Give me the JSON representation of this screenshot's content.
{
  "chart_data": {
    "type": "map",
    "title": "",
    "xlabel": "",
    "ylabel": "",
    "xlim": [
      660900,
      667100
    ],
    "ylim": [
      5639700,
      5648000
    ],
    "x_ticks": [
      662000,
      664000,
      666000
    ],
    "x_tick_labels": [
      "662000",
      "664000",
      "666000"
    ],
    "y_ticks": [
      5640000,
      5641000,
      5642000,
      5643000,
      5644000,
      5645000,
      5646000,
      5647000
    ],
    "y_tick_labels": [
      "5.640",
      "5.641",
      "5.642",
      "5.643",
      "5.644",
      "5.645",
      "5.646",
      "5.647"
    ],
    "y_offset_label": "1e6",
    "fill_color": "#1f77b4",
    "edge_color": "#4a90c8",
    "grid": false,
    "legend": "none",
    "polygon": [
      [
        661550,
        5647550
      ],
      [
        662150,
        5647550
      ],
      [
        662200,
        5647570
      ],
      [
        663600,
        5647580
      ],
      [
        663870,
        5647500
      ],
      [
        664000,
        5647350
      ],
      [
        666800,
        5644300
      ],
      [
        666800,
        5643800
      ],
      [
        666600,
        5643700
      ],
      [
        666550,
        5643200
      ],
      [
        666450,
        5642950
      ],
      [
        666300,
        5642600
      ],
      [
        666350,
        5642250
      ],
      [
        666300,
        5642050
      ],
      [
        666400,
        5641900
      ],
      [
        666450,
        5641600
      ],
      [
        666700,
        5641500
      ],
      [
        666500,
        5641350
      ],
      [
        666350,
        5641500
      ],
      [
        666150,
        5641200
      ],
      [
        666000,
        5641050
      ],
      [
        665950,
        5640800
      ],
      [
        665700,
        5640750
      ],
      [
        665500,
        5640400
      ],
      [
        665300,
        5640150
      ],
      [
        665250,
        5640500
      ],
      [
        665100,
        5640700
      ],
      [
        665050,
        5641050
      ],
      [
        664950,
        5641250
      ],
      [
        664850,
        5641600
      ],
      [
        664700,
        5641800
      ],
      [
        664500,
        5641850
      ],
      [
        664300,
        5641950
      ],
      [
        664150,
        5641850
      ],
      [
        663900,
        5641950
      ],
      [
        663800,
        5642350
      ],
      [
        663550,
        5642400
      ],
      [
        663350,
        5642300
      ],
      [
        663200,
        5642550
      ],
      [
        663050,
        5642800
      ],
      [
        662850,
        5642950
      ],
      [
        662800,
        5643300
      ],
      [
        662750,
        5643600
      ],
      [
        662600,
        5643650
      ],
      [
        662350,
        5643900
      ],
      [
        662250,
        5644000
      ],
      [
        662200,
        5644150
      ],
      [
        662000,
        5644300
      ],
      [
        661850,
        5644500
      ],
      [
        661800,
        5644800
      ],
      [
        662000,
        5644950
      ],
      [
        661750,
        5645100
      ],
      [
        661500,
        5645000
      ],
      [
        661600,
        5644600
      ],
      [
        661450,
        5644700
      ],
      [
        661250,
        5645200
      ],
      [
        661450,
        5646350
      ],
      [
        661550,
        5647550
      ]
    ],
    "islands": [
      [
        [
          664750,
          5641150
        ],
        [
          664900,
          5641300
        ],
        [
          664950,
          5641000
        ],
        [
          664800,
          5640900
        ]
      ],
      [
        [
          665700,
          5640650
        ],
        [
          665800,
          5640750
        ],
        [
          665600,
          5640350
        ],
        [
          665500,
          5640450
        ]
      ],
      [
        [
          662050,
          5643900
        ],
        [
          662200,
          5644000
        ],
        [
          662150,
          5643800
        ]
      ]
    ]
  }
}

------

◆ OBJECTIVE ◆
Retype all of the data shown above, word for word.

◆ ANSWER BELOW ◆
Give me the JSON representation of this screenshot's content.
{
  "chart_data": {
    "type": "map",
    "title": "",
    "xlabel": "",
    "ylabel": "",
    "xlim": [
      660900,
      667100
    ],
    "ylim": [
      5639700,
      5648000
    ],
    "x_ticks": [
      662000,
      664000,
      666000
    ],
    "x_tick_labels": [
      "662000",
      "664000",
      "666000"
    ],
    "y_ticks": [
      5640000,
      5641000,
      5642000,
      5643000,
      5644000,
      5645000,
      5646000,
      5647000
    ],
    "y_tick_labels": [
      "5.640",
      "5.641",
      "5.642",
      "5.643",
      "5.644",
      "5.645",
      "5.646",
      "5.647"
    ],
    "y_offset_label": "1e6",
    "fill_color": "#1f77b4",
    "edge_color": "#4a90c8",
    "grid": false,
    "legend": "none",
    "polygon": [
      [
        661550,
        5647550
      ],
      [
        662150,
        5647550
      ],
      [
        662200,
        5647570
      ],
      [
        663600,
        5647580
      ],
      [
        663870,
        5647500
      ],
      [
        664000,
        5647350
      ],
      [
        666800,
        5644300
      ],
      [
        666800,
        5643800
      ],
      [
        666600,
        5643700
      ],
      [
        666550,
        5643200
      ],
      [
        666450,
        5642950
      ],
      [
        666300,
        5642600
      ],
      [
        666350,
        5642250
      ],
      [
        666300,
        5642050
      ],
      [
        666400,
        5641900
      ],
      [
        666450,
        5641600
      ],
      [
        666700,
        5641500
      ],
      [
        666500,
        5641350
      ],
      [
        666350,
        5641500
      ],
      [
        666150,
        5641200
      ],
      [
        666000,
        5641050
      ],
      [
        665950,
        5640800
      ],
      [
        665700,
        5640750
      ],
      [
        665500,
        5640400
      ],
      [
        665300,
        5640150
      ],
      [
        665250,
        5640500
      ],
      [
        665100,
        5640700
      ],
      [
        665050,
        5641050
      ],
      [
        664950,
        5641250
      ],
      [
        664850,
        5641600
      ],
      [
        664700,
        5641800
      ],
      [
        664500,
        5641850
      ],
      [
        664300,
        5641950
      ],
      [
        664150,
        5641850
      ],
      [
        663900,
        5641950
      ],
      [
        663800,
        5642350
      ],
      [
        663550,
        5642400
      ],
      [
        663350,
        5642300
      ],
      [
        663200,
        5642550
      ],
      [
        663050,
        5642800
      ],
      [
        662850,
        5642950
      ],
      [
        662800,
        5643300
      ],
      [
        662750,
        5643600
      ],
      [
        662600,
        5643650
      ],
      [
        662350,
        5643900
      ],
      [
        662250,
        5644000
      ],
      [
        662200,
        5644150
      ],
      [
        662000,
        5644300
      ],
      [
        661850,
        5644500
      ],
      [
        661800,
        5644800
      ],
      [
        662000,
        5644950
      ],
      [
        661750,
        5645100
      ],
      [
        661500,
        5645000
      ],
      [
        661600,
        5644600
      ],
      [
        661450,
        5644700
      ],
      [
        661250,
        5645200
      ],
      [
        661450,
        5646350
      ],
      [
        661550,
        5647550
      ]
    ],
    "islands": [
      [
        [
          664750,
          5641150
        ],
        [
          664900,
          5641300
        ],
        [
          664950,
          5641000
        ],
        [
          664800,
          5640900
        ]
      ],
      [
        [
          665700,
          5640650
        ],
        [
          665800,
          5640750
        ],
        [
          665600,
          5640350
        ],
        [
          665500,
          5640450
        ]
      ],
      [
        [
          662050,
          5643900
        ],
        [
          662200,
          5644000
        ],
        [
          662150,
          5643800
        ]
      ]
    ]
  }
}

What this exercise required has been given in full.